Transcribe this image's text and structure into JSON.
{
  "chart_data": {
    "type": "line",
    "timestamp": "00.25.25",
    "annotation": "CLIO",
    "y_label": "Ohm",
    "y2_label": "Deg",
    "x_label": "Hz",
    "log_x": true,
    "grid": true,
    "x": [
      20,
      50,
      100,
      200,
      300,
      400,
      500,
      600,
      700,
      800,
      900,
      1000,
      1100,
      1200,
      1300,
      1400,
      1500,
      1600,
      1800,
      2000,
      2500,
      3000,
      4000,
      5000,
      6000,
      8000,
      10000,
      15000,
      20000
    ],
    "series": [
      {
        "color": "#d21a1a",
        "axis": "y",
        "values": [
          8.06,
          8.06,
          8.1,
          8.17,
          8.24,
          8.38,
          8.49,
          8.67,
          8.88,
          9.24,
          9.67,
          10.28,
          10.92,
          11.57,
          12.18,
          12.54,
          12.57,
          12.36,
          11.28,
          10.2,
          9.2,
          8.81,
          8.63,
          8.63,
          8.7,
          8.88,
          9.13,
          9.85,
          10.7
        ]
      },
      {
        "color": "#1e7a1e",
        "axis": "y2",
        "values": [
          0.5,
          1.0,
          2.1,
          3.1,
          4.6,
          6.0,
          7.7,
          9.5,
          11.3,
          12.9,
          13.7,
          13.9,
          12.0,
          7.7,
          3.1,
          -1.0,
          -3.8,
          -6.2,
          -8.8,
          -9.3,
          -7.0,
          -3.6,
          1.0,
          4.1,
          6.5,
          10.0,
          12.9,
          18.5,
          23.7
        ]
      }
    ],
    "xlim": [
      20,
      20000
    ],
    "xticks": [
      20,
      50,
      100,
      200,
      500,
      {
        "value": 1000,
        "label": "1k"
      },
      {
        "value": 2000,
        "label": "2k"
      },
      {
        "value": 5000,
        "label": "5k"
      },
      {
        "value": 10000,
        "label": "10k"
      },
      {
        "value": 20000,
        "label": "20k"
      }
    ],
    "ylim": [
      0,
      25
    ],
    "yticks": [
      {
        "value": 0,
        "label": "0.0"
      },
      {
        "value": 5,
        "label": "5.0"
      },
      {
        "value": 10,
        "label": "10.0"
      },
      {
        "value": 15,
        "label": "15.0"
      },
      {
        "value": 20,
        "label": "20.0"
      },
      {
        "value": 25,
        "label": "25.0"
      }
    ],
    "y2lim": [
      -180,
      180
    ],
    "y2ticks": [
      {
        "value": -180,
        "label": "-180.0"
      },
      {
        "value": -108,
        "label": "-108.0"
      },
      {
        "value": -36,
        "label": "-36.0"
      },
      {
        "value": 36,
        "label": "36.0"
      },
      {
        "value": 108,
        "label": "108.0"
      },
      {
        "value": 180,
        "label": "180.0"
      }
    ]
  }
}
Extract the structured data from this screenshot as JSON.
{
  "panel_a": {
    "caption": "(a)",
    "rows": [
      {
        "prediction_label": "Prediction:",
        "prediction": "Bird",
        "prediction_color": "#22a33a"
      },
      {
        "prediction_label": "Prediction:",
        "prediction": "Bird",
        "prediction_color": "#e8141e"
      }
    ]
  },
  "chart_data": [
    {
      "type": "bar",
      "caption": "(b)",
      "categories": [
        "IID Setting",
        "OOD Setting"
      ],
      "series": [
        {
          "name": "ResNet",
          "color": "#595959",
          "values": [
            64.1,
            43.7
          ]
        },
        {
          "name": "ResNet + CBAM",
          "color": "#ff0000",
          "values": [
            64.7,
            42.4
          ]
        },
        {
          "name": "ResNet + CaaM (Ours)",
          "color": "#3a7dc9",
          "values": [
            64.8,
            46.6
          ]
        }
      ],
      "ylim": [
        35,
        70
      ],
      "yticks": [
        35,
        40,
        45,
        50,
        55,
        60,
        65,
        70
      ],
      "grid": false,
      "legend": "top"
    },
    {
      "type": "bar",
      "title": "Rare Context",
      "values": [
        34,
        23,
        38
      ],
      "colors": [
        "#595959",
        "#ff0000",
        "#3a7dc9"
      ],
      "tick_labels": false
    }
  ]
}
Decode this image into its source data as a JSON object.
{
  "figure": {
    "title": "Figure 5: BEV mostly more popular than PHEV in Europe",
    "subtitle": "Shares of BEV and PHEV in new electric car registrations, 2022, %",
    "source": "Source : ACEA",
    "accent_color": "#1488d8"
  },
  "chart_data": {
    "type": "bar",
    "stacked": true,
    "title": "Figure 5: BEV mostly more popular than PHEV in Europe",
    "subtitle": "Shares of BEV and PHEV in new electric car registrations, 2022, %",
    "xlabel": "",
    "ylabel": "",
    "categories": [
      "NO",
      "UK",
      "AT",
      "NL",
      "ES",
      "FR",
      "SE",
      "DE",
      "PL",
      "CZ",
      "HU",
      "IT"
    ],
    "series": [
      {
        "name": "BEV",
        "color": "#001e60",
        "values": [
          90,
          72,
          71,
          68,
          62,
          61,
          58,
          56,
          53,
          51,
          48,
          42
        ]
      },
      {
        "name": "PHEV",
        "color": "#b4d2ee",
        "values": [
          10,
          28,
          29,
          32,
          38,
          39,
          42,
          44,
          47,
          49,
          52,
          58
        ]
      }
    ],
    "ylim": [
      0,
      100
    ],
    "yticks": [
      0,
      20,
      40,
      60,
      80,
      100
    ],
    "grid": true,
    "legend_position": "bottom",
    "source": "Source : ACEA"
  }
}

> _REQUIREMENTS_:
Write every entry out again exactly.

> _EXERCISE RESULT_:
Transcribe this image's text and structure into JSON.
{
  "chart_data": {
    "type": "line",
    "timestamp": "00.25.25",
    "annotation": "CLIO",
    "y_label": "Ohm",
    "y2_label": "Deg",
    "x_label": "Hz",
    "log_x": true,
    "grid": true,
    "x": [
      20,
      50,
      100,
      200,
      300,
      400,
      500,
      600,
      700,
      800,
      900,
      1000,
      1100,
      1200,
      1300,
      1400,
      1500,
      1600,
      1800,
      2000,
      2500,
      3000,
      4000,
      5000,
      6000,
      8000,
      10000,
      15000,
      20000
    ],
    "series": [
      {
        "color": "#d21a1a",
        "axis": "y",
        "values": [
          8.06,
          8.06,
          8.1,
          8.17,
          8.24,
          8.38,
          8.49,
          8.67,
          8.88,
          9.24,
          9.67,
          10.28,
          10.92,
          11.57,
          12.18,
          12.54,
          12.57,
          12.36,
          11.28,
          10.2,
          9.2,
          8.81,
          8.63,
          8.63,
          8.7,
          8.88,
          9.13,
          9.85,
          10.7
        ]
      },
      {
        "color": "#1e7a1e",
        "axis": "y2",
        "values": [
          0.5,
          1.0,
          2.1,
          3.1,
          4.6,
          6.0,
          7.7,
          9.5,
          11.3,
          12.9,
          13.7,
          13.9,
          12.0,
          7.7,
          3.1,
          -1.0,
          -3.8,
          -6.2,
          -8.8,
          -9.3,
          -7.0,
          -3.6,
          1.0,
          4.1,
          6.5,
          10.0,
          12.9,
          18.5,
          23.7
        ]
      }
    ],
    "xlim": [
      20,
      20000
    ],
    "xticks": [
      20,
      50,
      100,
      200,
      500,
      {
        "value": 1000,
        "label": "1k"
      },
      {
        "value": 2000,
        "label": "2k"
      },
      {
        "value": 5000,
        "label": "5k"
      },
      {
        "value": 10000,
        "label": "10k"
      },
      {
        "value": 20000,
        "label": "20k"
      }
    ],
    "ylim": [
      0,
      25
    ],
    "yticks": [
      {
        "value": 0,
        "label": "0.0"
      },
      {
        "value": 5,
        "label": "5.0"
      },
      {
        "value": 10,
        "label": "10.0"
      },
      {
        "value": 15,
        "label": "15.0"
      },
      {
        "value": 20,
        "label": "20.0"
      },
      {
        "value": 25,
        "label": "25.0"
      }
    ],
    "y2lim": [
      -180,
      180
    ],
    "y2ticks": [
      {
        "value": -180,
        "label": "-180.0"
      },
      {
        "value": -108,
        "label": "-108.0"
      },
      {
        "value": -36,
        "label": "-36.0"
      },
      {
        "value": 36,
        "label": "36.0"
      },
      {
        "value": 108,
        "label": "108.0"
      },
      {
        "value": 180,
        "label": "180.0"
      }
    ]
  }
}
Extract the structured data from this screenshot as JSON.
{
  "panel_a": {
    "caption": "(a)",
    "rows": [
      {
        "prediction_label": "Prediction:",
        "prediction": "Bird",
        "prediction_color": "#22a33a"
      },
      {
        "prediction_label": "Prediction:",
        "prediction": "Bird",
        "prediction_color": "#e8141e"
      }
    ]
  },
  "chart_data": [
    {
      "type": "bar",
      "caption": "(b)",
      "categories": [
        "IID Setting",
        "OOD Setting"
      ],
      "series": [
        {
          "name": "ResNet",
          "color": "#595959",
          "values": [
            64.1,
            43.7
          ]
        },
        {
          "name": "ResNet + CBAM",
          "color": "#ff0000",
          "values": [
            64.7,
            42.4
          ]
        },
        {
          "name": "ResNet + CaaM (Ours)",
          "color": "#3a7dc9",
          "values": [
            64.8,
            46.6
          ]
        }
      ],
      "ylim": [
        35,
        70
      ],
      "yticks": [
        35,
        40,
        45,
        50,
        55,
        60,
        65,
        70
      ],
      "grid": false,
      "legend": "top"
    },
    {
      "type": "bar",
      "title": "Rare Context",
      "values": [
        34,
        23,
        38
      ],
      "colors": [
        "#595959",
        "#ff0000",
        "#3a7dc9"
      ],
      "tick_labels": false
    }
  ]
}
Decode this image into its source data as a JSON object.
{
  "figure": {
    "title": "Figure 5: BEV mostly more popular than PHEV in Europe",
    "subtitle": "Shares of BEV and PHEV in new electric car registrations, 2022, %",
    "source": "Source : ACEA",
    "accent_color": "#1488d8"
  },
  "chart_data": {
    "type": "bar",
    "stacked": true,
    "title": "Figure 5: BEV mostly more popular than PHEV in Europe",
    "subtitle": "Shares of BEV and PHEV in new electric car registrations, 2022, %",
    "xlabel": "",
    "ylabel": "",
    "categories": [
      "NO",
      "UK",
      "AT",
      "NL",
      "ES",
      "FR",
      "SE",
      "DE",
      "PL",
      "CZ",
      "HU",
      "IT"
    ],
    "series": [
      {
        "name": "BEV",
        "color": "#001e60",
        "values": [
          90,
          72,
          71,
          68,
          62,
          61,
          58,
          56,
          53,
          51,
          48,
          42
        ]
      },
      {
        "name": "PHEV",
        "color": "#b4d2ee",
        "values": [
          10,
          28,
          29,
          32,
          38,
          39,
          42,
          44,
          47,
          49,
          52,
          58
        ]
      }
    ],
    "ylim": [
      0,
      100
    ],
    "yticks": [
      0,
      20,
      40,
      60,
      80,
      100
    ],
    "grid": true,
    "legend_position": "bottom",
    "source": "Source : ACEA"
  }
}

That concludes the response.